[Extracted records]
— Begin —
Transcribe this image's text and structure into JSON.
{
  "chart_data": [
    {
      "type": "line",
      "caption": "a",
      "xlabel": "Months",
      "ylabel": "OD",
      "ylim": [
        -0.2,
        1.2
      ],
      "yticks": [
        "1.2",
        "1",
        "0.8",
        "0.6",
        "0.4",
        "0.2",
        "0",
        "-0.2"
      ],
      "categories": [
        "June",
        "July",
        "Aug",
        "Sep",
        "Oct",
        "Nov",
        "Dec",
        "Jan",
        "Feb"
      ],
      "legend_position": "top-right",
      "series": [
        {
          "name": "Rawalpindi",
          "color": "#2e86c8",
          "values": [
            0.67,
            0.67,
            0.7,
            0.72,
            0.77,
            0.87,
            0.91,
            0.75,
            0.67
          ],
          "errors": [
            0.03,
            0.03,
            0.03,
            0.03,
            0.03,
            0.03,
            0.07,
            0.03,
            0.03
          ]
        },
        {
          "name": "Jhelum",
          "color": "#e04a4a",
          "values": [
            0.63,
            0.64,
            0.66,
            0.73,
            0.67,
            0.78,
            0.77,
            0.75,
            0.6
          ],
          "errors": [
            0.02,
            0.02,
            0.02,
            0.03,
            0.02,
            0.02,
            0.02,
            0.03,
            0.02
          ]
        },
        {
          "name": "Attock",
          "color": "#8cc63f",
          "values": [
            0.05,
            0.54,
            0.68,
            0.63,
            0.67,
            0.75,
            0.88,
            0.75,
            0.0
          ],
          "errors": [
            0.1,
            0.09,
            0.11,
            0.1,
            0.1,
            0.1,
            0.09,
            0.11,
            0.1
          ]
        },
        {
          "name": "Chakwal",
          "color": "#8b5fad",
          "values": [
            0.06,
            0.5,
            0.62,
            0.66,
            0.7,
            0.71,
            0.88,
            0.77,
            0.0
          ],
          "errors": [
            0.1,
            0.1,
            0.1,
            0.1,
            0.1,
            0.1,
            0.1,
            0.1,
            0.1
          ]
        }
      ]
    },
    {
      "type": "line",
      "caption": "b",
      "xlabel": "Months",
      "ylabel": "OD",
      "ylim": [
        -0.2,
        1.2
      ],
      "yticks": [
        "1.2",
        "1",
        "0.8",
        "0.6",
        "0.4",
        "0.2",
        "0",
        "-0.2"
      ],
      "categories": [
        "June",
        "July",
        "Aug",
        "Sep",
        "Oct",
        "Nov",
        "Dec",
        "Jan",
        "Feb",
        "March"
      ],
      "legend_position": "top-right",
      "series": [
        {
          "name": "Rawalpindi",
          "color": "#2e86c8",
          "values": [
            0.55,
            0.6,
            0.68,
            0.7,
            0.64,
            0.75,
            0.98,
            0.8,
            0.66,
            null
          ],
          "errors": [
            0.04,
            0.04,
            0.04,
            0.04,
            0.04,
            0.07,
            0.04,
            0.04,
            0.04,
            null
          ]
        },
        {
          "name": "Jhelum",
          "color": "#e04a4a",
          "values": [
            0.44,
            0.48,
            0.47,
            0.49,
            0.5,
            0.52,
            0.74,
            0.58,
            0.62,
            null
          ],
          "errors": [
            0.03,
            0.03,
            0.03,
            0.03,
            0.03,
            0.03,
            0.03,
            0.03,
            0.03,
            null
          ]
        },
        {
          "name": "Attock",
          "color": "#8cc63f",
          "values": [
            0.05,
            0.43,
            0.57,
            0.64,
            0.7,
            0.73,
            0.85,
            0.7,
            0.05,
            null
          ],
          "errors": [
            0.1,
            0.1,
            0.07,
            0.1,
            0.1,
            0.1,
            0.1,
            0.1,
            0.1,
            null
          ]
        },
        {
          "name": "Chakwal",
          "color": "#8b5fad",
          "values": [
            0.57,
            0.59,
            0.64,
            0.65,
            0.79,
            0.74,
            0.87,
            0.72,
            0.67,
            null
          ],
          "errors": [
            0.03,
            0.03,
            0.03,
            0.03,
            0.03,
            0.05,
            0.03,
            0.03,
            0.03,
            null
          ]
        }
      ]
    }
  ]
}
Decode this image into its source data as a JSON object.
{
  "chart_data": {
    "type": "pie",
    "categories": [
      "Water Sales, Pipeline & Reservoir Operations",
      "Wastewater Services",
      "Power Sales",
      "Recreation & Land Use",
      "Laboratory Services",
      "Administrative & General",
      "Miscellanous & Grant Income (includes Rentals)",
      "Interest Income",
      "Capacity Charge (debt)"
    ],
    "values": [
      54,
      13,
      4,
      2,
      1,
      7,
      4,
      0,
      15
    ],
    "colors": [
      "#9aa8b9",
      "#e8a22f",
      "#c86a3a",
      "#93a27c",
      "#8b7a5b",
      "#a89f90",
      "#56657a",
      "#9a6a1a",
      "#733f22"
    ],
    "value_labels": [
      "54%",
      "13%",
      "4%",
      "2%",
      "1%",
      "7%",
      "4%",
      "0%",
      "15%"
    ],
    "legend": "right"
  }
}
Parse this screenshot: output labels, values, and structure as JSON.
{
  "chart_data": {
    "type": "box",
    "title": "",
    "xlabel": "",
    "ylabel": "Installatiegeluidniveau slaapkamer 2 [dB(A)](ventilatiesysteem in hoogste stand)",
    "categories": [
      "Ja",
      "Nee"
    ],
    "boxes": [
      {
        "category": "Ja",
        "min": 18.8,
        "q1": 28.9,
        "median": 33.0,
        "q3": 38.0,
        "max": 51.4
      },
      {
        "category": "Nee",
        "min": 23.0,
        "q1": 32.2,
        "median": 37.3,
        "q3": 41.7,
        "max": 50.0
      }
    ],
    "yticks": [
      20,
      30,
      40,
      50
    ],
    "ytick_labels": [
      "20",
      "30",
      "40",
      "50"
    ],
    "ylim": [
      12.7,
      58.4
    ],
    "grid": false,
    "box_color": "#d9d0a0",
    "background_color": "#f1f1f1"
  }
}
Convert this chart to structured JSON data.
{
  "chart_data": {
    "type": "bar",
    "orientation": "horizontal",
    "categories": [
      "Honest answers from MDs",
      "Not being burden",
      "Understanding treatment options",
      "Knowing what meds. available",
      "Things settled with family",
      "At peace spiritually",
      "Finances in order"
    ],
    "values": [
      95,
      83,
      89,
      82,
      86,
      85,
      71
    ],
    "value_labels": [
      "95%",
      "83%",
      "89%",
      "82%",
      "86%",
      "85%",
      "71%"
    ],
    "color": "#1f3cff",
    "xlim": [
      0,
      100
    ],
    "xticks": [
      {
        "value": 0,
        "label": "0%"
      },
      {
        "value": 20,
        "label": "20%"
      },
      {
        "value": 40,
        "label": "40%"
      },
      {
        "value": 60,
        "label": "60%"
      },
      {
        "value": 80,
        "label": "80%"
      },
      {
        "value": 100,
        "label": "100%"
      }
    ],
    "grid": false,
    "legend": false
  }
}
— End —
▸ **Aim of the task**: Scan the material above. Copy each line that holds the word "Income".

▸ **Response**:
      "Miscellanous & Grant Income (includes Rentals)",
      "Interest Income",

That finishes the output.